### SHORT EXERCISE
In the copy, include every entry exactly but none of the images.

### DATA SHOWN
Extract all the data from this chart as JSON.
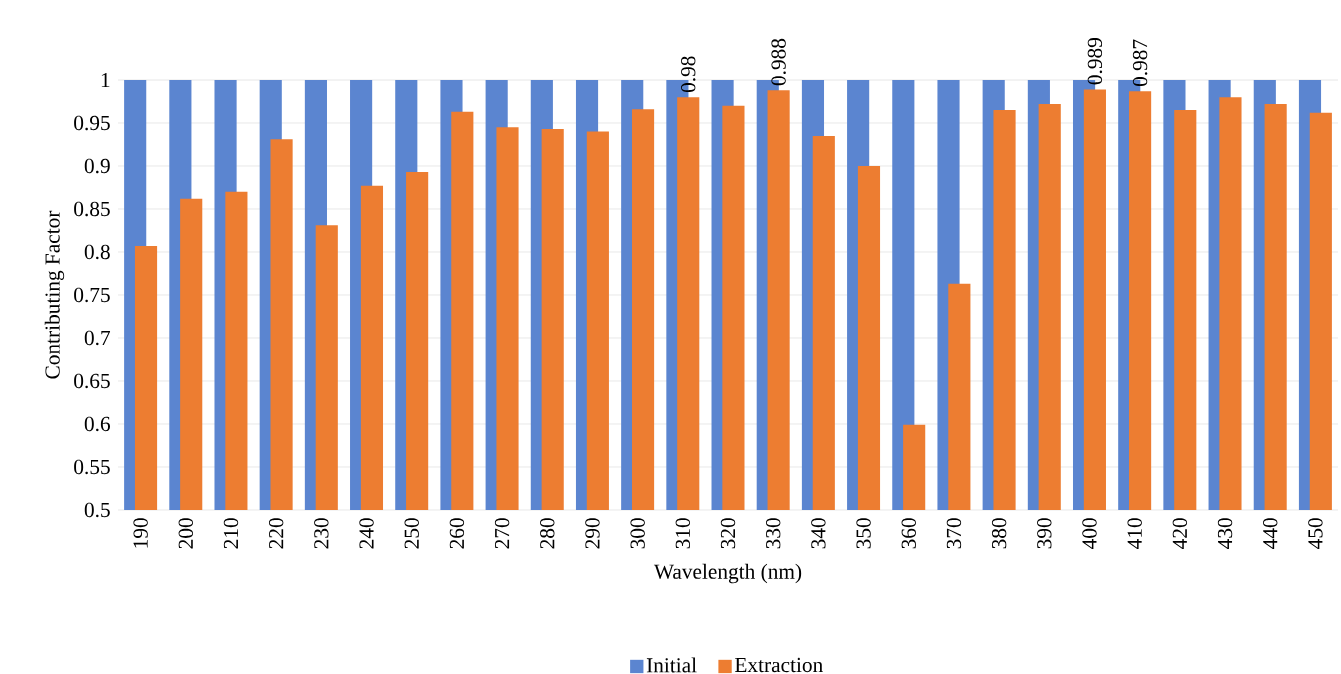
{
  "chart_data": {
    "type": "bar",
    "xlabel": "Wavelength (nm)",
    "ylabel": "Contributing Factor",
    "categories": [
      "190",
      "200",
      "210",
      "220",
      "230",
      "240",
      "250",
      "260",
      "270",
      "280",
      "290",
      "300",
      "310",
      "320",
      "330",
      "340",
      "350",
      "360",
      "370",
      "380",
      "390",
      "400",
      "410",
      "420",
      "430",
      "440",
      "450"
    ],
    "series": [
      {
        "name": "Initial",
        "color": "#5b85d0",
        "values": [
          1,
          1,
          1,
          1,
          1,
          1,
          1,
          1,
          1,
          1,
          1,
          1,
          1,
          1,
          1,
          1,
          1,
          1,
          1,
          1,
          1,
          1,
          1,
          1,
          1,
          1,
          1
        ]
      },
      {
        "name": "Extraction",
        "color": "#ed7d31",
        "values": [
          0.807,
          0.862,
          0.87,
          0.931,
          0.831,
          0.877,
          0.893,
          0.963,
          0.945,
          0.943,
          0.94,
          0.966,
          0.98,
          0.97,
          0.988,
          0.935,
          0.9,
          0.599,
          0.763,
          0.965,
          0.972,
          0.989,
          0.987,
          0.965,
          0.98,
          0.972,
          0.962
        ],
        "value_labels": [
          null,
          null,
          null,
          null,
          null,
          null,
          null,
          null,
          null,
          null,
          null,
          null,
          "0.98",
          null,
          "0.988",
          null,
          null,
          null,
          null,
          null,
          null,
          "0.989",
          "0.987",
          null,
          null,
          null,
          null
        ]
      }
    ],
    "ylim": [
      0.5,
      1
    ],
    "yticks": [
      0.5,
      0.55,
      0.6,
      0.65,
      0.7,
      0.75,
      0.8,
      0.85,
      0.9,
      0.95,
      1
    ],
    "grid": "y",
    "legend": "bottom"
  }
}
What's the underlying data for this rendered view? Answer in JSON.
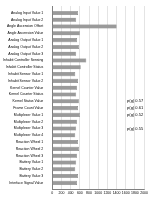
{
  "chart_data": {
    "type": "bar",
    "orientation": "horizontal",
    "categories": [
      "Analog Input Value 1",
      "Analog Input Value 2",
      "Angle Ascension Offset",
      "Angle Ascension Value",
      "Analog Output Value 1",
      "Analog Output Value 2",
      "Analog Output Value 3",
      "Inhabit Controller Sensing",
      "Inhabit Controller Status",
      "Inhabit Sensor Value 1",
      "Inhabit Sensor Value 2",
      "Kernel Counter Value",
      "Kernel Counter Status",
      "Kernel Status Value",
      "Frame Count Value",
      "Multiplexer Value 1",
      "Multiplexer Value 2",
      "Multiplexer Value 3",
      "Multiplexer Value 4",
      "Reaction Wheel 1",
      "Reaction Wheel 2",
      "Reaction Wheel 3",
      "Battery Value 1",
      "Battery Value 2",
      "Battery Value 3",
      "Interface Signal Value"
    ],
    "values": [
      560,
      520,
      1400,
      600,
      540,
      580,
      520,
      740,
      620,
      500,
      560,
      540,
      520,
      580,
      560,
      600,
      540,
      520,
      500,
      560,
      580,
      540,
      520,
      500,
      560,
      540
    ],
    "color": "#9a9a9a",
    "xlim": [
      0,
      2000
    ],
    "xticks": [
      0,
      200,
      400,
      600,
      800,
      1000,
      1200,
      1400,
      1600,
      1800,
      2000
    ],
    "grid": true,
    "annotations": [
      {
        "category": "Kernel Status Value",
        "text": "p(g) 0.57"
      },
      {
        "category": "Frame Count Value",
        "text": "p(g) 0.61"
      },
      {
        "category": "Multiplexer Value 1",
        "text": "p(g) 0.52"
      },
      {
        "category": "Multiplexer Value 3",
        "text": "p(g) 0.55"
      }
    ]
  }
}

### REPLY
Extract all the data from this chart as JSON.
{
  "chart_data": {
    "type": "bar",
    "xlabel": "Wavelength (nm)",
    "ylabel": "Contributing Factor",
    "categories": [
      "190",
      "200",
      "210",
      "220",
      "230",
      "240",
      "250",
      "260",
      "270",
      "280",
      "290",
      "300",
      "310",
      "320",
      "330",
      "340",
      "350",
      "360",
      "370",
      "380",
      "390",
      "400",
      "410",
      "420",
      "430",
      "440",
      "450"
    ],
    "series": [
      {
        "name": "Initial",
        "color": "#5b85d0",
        "values": [
          1,
          1,
          1,
          1,
          1,
          1,
          1,
          1,
          1,
          1,
          1,
          1,
          1,
          1,
          1,
          1,
          1,
          1,
          1,
          1,
          1,
          1,
          1,
          1,
          1,
          1,
          1
        ]
      },
      {
        "name": "Extraction",
        "color": "#ed7d31",
        "values": [
          0.807,
          0.862,
          0.87,
          0.931,
          0.831,
          0.877,
          0.893,
          0.963,
          0.945,
          0.943,
          0.94,
          0.966,
          0.98,
          0.97,
          0.988,
          0.935,
          0.9,
          0.599,
          0.763,
          0.965,
          0.972,
          0.989,
          0.987,
          0.965,
          0.98,
          0.972,
          0.962
        ],
        "value_labels": [
          null,
          null,
          null,
          null,
          null,
          null,
          null,
          null,
          null,
          null,
          null,
          null,
          "0.98",
          null,
          "0.988",
          null,
          null,
          null,
          null,
          null,
          null,
          "0.989",
          "0.987",
          null,
          null,
          null,
          null
        ]
      }
    ],
    "ylim": [
      0.5,
      1
    ],
    "yticks": [
      0.5,
      0.55,
      0.6,
      0.65,
      0.7,
      0.75,
      0.8,
      0.85,
      0.9,
      0.95,
      1
    ],
    "grid": "y",
    "legend": "bottom"
  }
}
What's the underlying data for this rendered view? Answer in JSON.
{
  "chart_data": {
    "type": "bar",
    "orientation": "horizontal",
    "categories": [
      "Analog Input Value 1",
      "Analog Input Value 2",
      "Angle Ascension Offset",
      "Angle Ascension Value",
      "Analog Output Value 1",
      "Analog Output Value 2",
      "Analog Output Value 3",
      "Inhabit Controller Sensing",
      "Inhabit Controller Status",
      "Inhabit Sensor Value 1",
      "Inhabit Sensor Value 2",
      "Kernel Counter Value",
      "Kernel Counter Status",
      "Kernel Status Value",
      "Frame Count Value",
      "Multiplexer Value 1",
      "Multiplexer Value 2",
      "Multiplexer Value 3",
      "Multiplexer Value 4",
      "Reaction Wheel 1",
      "Reaction Wheel 2",
      "Reaction Wheel 3",
      "Battery Value 1",
      "Battery Value 2",
      "Battery Value 3",
      "Interface Signal Value"
    ],
    "values": [
      560,
      520,
      1400,
      600,
      540,
      580,
      520,
      740,
      620,
      500,
      560,
      540,
      520,
      580,
      560,
      600,
      540,
      520,
      500,
      560,
      580,
      540,
      520,
      500,
      560,
      540
    ],
    "color": "#9a9a9a",
    "xlim": [
      0,
      2000
    ],
    "xticks": [
      0,
      200,
      400,
      600,
      800,
      1000,
      1200,
      1400,
      1600,
      1800,
      2000
    ],
    "grid": true,
    "annotations": [
      {
        "category": "Kernel Status Value",
        "text": "p(g) 0.57"
      },
      {
        "category": "Frame Count Value",
        "text": "p(g) 0.61"
      },
      {
        "category": "Multiplexer Value 1",
        "text": "p(g) 0.52"
      },
      {
        "category": "Multiplexer Value 3",
        "text": "p(g) 0.55"
      }
    ]
  }
}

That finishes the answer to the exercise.